*Records supplied*:
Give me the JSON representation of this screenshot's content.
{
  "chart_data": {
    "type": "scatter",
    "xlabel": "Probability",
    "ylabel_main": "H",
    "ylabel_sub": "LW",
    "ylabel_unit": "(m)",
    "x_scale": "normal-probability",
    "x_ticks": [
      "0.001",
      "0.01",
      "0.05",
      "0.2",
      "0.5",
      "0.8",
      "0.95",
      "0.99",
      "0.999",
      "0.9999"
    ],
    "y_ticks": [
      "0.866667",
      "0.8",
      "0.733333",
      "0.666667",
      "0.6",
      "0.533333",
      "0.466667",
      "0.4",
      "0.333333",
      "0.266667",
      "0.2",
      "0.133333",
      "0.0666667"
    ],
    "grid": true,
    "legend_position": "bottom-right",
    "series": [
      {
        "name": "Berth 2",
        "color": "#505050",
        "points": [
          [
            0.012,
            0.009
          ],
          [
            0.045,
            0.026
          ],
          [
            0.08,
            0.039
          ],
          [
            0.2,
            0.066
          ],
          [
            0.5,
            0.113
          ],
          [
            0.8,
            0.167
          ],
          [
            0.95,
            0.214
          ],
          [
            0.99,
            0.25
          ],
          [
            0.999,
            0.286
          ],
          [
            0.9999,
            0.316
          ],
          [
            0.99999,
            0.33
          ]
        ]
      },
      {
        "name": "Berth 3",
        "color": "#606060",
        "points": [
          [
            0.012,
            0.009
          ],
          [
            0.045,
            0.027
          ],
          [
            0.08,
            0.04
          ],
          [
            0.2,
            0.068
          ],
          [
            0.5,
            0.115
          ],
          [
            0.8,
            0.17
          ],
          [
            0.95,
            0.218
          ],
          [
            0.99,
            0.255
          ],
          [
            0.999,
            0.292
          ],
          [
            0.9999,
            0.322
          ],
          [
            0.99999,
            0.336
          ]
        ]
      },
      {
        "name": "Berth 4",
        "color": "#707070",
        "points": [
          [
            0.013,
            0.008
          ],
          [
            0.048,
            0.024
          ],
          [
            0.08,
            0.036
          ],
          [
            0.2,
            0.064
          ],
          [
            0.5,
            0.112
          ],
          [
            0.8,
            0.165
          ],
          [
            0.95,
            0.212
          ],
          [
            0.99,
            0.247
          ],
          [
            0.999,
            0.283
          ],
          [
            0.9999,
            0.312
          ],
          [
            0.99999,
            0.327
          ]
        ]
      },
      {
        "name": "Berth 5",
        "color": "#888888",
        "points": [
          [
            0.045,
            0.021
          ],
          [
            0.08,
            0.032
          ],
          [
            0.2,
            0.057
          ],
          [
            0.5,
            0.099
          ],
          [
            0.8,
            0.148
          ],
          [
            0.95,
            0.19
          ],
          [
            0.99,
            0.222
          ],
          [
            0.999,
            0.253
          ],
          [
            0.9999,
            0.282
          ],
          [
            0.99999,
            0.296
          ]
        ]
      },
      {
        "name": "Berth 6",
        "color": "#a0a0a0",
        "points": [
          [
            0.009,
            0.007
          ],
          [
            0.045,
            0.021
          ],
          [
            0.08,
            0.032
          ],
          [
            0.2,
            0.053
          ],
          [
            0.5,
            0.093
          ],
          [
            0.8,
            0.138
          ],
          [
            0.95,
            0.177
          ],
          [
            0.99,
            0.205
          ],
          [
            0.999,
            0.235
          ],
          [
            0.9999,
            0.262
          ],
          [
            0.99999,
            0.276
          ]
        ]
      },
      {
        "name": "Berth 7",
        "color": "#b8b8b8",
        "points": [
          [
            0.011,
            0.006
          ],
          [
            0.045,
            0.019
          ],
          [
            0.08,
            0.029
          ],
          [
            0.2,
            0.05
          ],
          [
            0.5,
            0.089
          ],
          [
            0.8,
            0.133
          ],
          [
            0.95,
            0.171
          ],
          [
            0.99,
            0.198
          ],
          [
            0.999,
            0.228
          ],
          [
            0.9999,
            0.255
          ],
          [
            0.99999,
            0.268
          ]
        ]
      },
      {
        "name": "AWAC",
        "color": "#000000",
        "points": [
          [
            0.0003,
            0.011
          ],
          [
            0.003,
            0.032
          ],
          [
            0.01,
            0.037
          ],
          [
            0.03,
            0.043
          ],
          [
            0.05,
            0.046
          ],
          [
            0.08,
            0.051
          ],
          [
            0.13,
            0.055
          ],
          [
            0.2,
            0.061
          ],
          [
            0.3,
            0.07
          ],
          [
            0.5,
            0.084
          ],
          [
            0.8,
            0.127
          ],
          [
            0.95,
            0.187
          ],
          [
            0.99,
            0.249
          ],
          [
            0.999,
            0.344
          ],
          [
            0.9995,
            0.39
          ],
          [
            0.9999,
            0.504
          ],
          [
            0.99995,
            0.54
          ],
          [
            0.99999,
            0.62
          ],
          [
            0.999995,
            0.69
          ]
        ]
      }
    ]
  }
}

*Problem description*: Copy all the lines, exactly.

*Written answer*:
Give me the JSON representation of this screenshot's content.
{
  "chart_data": {
    "type": "scatter",
    "xlabel": "Probability",
    "ylabel_main": "H",
    "ylabel_sub": "LW",
    "ylabel_unit": "(m)",
    "x_scale": "normal-probability",
    "x_ticks": [
      "0.001",
      "0.01",
      "0.05",
      "0.2",
      "0.5",
      "0.8",
      "0.95",
      "0.99",
      "0.999",
      "0.9999"
    ],
    "y_ticks": [
      "0.866667",
      "0.8",
      "0.733333",
      "0.666667",
      "0.6",
      "0.533333",
      "0.466667",
      "0.4",
      "0.333333",
      "0.266667",
      "0.2",
      "0.133333",
      "0.0666667"
    ],
    "grid": true,
    "legend_position": "bottom-right",
    "series": [
      {
        "name": "Berth 2",
        "color": "#505050",
        "points": [
          [
            0.012,
            0.009
          ],
          [
            0.045,
            0.026
          ],
          [
            0.08,
            0.039
          ],
          [
            0.2,
            0.066
          ],
          [
            0.5,
            0.113
          ],
          [
            0.8,
            0.167
          ],
          [
            0.95,
            0.214
          ],
          [
            0.99,
            0.25
          ],
          [
            0.999,
            0.286
          ],
          [
            0.9999,
            0.316
          ],
          [
            0.99999,
            0.33
          ]
        ]
      },
      {
        "name": "Berth 3",
        "color": "#606060",
        "points": [
          [
            0.012,
            0.009
          ],
          [
            0.045,
            0.027
          ],
          [
            0.08,
            0.04
          ],
          [
            0.2,
            0.068
          ],
          [
            0.5,
            0.115
          ],
          [
            0.8,
            0.17
          ],
          [
            0.95,
            0.218
          ],
          [
            0.99,
            0.255
          ],
          [
            0.999,
            0.292
          ],
          [
            0.9999,
            0.322
          ],
          [
            0.99999,
            0.336
          ]
        ]
      },
      {
        "name": "Berth 4",
        "color": "#707070",
        "points": [
          [
            0.013,
            0.008
          ],
          [
            0.048,
            0.024
          ],
          [
            0.08,
            0.036
          ],
          [
            0.2,
            0.064
          ],
          [
            0.5,
            0.112
          ],
          [
            0.8,
            0.165
          ],
          [
            0.95,
            0.212
          ],
          [
            0.99,
            0.247
          ],
          [
            0.999,
            0.283
          ],
          [
            0.9999,
            0.312
          ],
          [
            0.99999,
            0.327
          ]
        ]
      },
      {
        "name": "Berth 5",
        "color": "#888888",
        "points": [
          [
            0.045,
            0.021
          ],
          [
            0.08,
            0.032
          ],
          [
            0.2,
            0.057
          ],
          [
            0.5,
            0.099
          ],
          [
            0.8,
            0.148
          ],
          [
            0.95,
            0.19
          ],
          [
            0.99,
            0.222
          ],
          [
            0.999,
            0.253
          ],
          [
            0.9999,
            0.282
          ],
          [
            0.99999,
            0.296
          ]
        ]
      },
      {
        "name": "Berth 6",
        "color": "#a0a0a0",
        "points": [
          [
            0.009,
            0.007
          ],
          [
            0.045,
            0.021
          ],
          [
            0.08,
            0.032
          ],
          [
            0.2,
            0.053
          ],
          [
            0.5,
            0.093
          ],
          [
            0.8,
            0.138
          ],
          [
            0.95,
            0.177
          ],
          [
            0.99,
            0.205
          ],
          [
            0.999,
            0.235
          ],
          [
            0.9999,
            0.262
          ],
          [
            0.99999,
            0.276
          ]
        ]
      },
      {
        "name": "Berth 7",
        "color": "#b8b8b8",
        "points": [
          [
            0.011,
            0.006
          ],
          [
            0.045,
            0.019
          ],
          [
            0.08,
            0.029
          ],
          [
            0.2,
            0.05
          ],
          [
            0.5,
            0.089
          ],
          [
            0.8,
            0.133
          ],
          [
            0.95,
            0.171
          ],
          [
            0.99,
            0.198
          ],
          [
            0.999,
            0.228
          ],
          [
            0.9999,
            0.255
          ],
          [
            0.99999,
            0.268
          ]
        ]
      },
      {
        "name": "AWAC",
        "color": "#000000",
        "points": [
          [
            0.0003,
            0.011
          ],
          [
            0.003,
            0.032
          ],
          [
            0.01,
            0.037
          ],
          [
            0.03,
            0.043
          ],
          [
            0.05,
            0.046
          ],
          [
            0.08,
            0.051
          ],
          [
            0.13,
            0.055
          ],
          [
            0.2,
            0.061
          ],
          [
            0.3,
            0.07
          ],
          [
            0.5,
            0.084
          ],
          [
            0.8,
            0.127
          ],
          [
            0.95,
            0.187
          ],
          [
            0.99,
            0.249
          ],
          [
            0.999,
            0.344
          ],
          [
            0.9995,
            0.39
          ],
          [
            0.9999,
            0.504
          ],
          [
            0.99995,
            0.54
          ],
          [
            0.99999,
            0.62
          ],
          [
            0.999995,
            0.69
          ]
        ]
      }
    ]
  }
}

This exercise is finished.